Exercise details: Revise the records below, replacing every occurrence of "category-label" with "country-label" and leaving every other line and character unchanged.

Extracted records:
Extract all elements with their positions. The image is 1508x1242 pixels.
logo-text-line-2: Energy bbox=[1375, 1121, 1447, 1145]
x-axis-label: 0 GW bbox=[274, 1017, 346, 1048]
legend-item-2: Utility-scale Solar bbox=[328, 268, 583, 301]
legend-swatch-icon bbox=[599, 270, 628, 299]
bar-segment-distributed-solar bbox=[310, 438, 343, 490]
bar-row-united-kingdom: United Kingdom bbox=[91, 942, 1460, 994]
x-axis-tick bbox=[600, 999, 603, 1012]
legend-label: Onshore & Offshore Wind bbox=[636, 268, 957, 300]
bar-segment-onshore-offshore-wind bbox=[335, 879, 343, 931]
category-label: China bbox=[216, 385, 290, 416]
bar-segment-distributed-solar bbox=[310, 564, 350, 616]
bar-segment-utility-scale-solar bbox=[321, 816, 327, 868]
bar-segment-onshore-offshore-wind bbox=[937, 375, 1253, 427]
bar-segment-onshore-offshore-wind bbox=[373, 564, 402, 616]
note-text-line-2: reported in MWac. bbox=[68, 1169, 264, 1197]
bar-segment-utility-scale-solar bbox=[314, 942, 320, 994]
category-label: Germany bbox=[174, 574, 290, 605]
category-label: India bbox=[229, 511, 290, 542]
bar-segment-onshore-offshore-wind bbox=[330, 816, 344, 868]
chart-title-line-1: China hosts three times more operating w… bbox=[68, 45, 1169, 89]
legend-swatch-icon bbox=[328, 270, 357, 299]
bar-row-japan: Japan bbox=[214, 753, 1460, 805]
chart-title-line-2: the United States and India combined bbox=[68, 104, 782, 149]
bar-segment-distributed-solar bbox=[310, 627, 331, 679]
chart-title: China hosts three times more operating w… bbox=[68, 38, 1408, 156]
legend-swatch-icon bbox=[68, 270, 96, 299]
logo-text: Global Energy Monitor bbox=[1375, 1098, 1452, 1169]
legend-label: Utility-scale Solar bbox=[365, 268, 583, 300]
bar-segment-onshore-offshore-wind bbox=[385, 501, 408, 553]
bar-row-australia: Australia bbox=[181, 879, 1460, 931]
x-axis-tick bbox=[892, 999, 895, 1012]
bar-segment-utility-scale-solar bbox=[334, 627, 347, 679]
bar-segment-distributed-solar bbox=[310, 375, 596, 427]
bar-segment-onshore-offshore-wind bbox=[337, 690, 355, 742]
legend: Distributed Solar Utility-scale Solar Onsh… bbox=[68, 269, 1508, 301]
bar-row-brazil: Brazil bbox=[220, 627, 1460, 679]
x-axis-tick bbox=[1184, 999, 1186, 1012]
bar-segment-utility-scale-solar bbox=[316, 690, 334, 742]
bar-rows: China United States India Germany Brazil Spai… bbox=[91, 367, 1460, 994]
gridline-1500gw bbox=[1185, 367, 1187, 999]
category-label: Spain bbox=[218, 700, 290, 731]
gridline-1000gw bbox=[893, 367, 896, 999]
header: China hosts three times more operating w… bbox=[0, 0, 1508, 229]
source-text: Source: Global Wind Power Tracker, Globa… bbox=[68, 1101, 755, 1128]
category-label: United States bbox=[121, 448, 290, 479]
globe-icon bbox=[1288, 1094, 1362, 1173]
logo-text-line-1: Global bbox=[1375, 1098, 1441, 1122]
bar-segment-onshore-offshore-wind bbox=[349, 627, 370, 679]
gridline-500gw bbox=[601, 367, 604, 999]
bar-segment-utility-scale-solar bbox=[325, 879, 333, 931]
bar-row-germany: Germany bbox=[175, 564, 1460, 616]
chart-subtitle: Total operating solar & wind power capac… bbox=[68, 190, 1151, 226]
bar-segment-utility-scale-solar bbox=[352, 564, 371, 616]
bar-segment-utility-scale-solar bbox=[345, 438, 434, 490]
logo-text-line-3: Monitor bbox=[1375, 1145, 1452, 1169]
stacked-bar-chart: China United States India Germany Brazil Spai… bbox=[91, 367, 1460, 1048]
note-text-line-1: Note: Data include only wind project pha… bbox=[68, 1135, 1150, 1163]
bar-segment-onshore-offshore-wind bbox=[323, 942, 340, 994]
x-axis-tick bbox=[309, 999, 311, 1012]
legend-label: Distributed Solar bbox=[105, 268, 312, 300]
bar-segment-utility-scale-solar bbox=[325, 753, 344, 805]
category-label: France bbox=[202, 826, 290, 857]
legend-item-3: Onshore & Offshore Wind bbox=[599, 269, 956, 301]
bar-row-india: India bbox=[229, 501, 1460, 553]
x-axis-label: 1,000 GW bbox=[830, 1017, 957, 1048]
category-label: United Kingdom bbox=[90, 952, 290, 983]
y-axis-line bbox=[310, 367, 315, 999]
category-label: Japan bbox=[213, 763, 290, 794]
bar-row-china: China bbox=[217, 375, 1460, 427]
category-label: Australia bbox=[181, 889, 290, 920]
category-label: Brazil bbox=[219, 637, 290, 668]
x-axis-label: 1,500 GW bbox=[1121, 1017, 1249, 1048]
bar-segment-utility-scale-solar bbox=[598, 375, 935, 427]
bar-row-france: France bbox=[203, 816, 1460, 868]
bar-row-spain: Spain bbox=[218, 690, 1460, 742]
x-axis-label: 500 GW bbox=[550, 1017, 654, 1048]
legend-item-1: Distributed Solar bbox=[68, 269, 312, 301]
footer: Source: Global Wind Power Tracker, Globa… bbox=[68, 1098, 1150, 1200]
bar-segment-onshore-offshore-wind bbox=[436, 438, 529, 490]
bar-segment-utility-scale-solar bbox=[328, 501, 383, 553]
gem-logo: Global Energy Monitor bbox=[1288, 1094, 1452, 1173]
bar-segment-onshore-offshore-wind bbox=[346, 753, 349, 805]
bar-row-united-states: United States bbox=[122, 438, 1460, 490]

Solution for this exercise:
Extract all elements with their positions. The image is 1508x1242 pixels.
logo-text-line-2: Energy bbox=[1375, 1121, 1447, 1145]
x-axis-label: 0 GW bbox=[274, 1017, 346, 1048]
legend-item-2: Utility-scale Solar bbox=[328, 268, 583, 301]
legend-swatch-icon bbox=[599, 270, 628, 299]
bar-segment-distributed-solar bbox=[310, 438, 343, 490]
bar-row-united-kingdom: United Kingdom bbox=[91, 942, 1460, 994]
x-axis-tick bbox=[600, 999, 603, 1012]
legend-label: Onshore & Offshore Wind bbox=[636, 268, 957, 300]
bar-segment-onshore-offshore-wind bbox=[335, 879, 343, 931]
country-label: China bbox=[216, 385, 290, 416]
bar-segment-distributed-solar bbox=[310, 564, 350, 616]
bar-segment-utility-scale-solar bbox=[321, 816, 327, 868]
bar-segment-onshore-offshore-wind bbox=[937, 375, 1253, 427]
bar-segment-onshore-offshore-wind bbox=[373, 564, 402, 616]
note-text-line-2: reported in MWac. bbox=[68, 1169, 264, 1197]
bar-segment-utility-scale-solar bbox=[314, 942, 320, 994]
country-label: Germany bbox=[174, 574, 290, 605]
country-label: India bbox=[229, 511, 290, 542]
bar-segment-onshore-offshore-wind bbox=[330, 816, 344, 868]
chart-title-line-1: China hosts three times more operating w… bbox=[68, 45, 1169, 89]
legend-swatch-icon bbox=[328, 270, 357, 299]
bar-row-japan: Japan bbox=[214, 753, 1460, 805]
chart-title-line-2: the United States and India combined bbox=[68, 104, 782, 149]
bar-segment-distributed-solar bbox=[310, 627, 331, 679]
chart-title: China hosts three times more operating w… bbox=[68, 38, 1408, 156]
legend-swatch-icon bbox=[68, 270, 96, 299]
logo-text: Global Energy Monitor bbox=[1375, 1098, 1452, 1169]
legend-label: Utility-scale Solar bbox=[365, 268, 583, 300]
bar-segment-onshore-offshore-wind bbox=[385, 501, 408, 553]
bar-row-australia: Australia bbox=[181, 879, 1460, 931]
x-axis-tick bbox=[892, 999, 895, 1012]
bar-segment-utility-scale-solar bbox=[334, 627, 347, 679]
bar-segment-distributed-solar bbox=[310, 375, 596, 427]
bar-segment-onshore-offshore-wind bbox=[337, 690, 355, 742]
legend: Distributed Solar Utility-scale Solar Onsh… bbox=[68, 269, 1508, 301]
bar-row-brazil: Brazil bbox=[220, 627, 1460, 679]
x-axis-tick bbox=[1184, 999, 1186, 1012]
bar-segment-utility-scale-solar bbox=[316, 690, 334, 742]
bar-rows: China United States India Germany Brazil Spai… bbox=[91, 367, 1460, 994]
gridline-1500gw bbox=[1185, 367, 1187, 999]
country-label: Spain bbox=[218, 700, 290, 731]
gridline-1000gw bbox=[893, 367, 896, 999]
header: China hosts three times more operating w… bbox=[0, 0, 1508, 229]
source-text: Source: Global Wind Power Tracker, Globa… bbox=[68, 1101, 755, 1128]
country-label: United States bbox=[121, 448, 290, 479]
globe-icon bbox=[1288, 1094, 1362, 1173]
logo-text-line-1: Global bbox=[1375, 1098, 1441, 1122]
bar-segment-onshore-offshore-wind bbox=[349, 627, 370, 679]
gridline-500gw bbox=[601, 367, 604, 999]
bar-segment-utility-scale-solar bbox=[325, 879, 333, 931]
bar-row-germany: Germany bbox=[175, 564, 1460, 616]
chart-subtitle: Total operating solar & wind power capac… bbox=[68, 190, 1151, 226]
bar-segment-utility-scale-solar bbox=[352, 564, 371, 616]
bar-segment-utility-scale-solar bbox=[345, 438, 434, 490]
logo-text-line-3: Monitor bbox=[1375, 1145, 1452, 1169]
stacked-bar-chart: China United States India Germany Brazil Spai… bbox=[91, 367, 1460, 1048]
note-text-line-1: Note: Data include only wind project pha… bbox=[68, 1135, 1150, 1163]
bar-segment-onshore-offshore-wind bbox=[323, 942, 340, 994]
x-axis-tick bbox=[309, 999, 311, 1012]
legend-label: Distributed Solar bbox=[105, 268, 312, 300]
bar-segment-utility-scale-solar bbox=[325, 753, 344, 805]
country-label: France bbox=[202, 826, 290, 857]
legend-item-3: Onshore & Offshore Wind bbox=[599, 269, 956, 301]
bar-row-india: India bbox=[229, 501, 1460, 553]
x-axis-label: 1,000 GW bbox=[830, 1017, 957, 1048]
country-label: United Kingdom bbox=[90, 952, 290, 983]
y-axis-line bbox=[310, 367, 315, 999]
country-label: Japan bbox=[213, 763, 290, 794]
bar-row-china: China bbox=[217, 375, 1460, 427]
country-label: Australia bbox=[181, 889, 290, 920]
country-label: Brazil bbox=[219, 637, 290, 668]
x-axis-label: 1,500 GW bbox=[1121, 1017, 1249, 1048]
bar-segment-utility-scale-solar bbox=[598, 375, 935, 427]
bar-row-france: France bbox=[203, 816, 1460, 868]
bar-row-spain: Spain bbox=[218, 690, 1460, 742]
x-axis-label: 500 GW bbox=[550, 1017, 654, 1048]
legend-item-1: Distributed Solar bbox=[68, 269, 312, 301]
footer: Source: Global Wind Power Tracker, Globa… bbox=[68, 1098, 1150, 1200]
bar-segment-onshore-offshore-wind bbox=[436, 438, 529, 490]
bar-segment-utility-scale-solar bbox=[328, 501, 383, 553]
gem-logo: Global Energy Monitor bbox=[1288, 1094, 1452, 1173]
bar-segment-onshore-offshore-wind bbox=[346, 753, 349, 805]
bar-row-united-states: United States bbox=[122, 438, 1460, 490]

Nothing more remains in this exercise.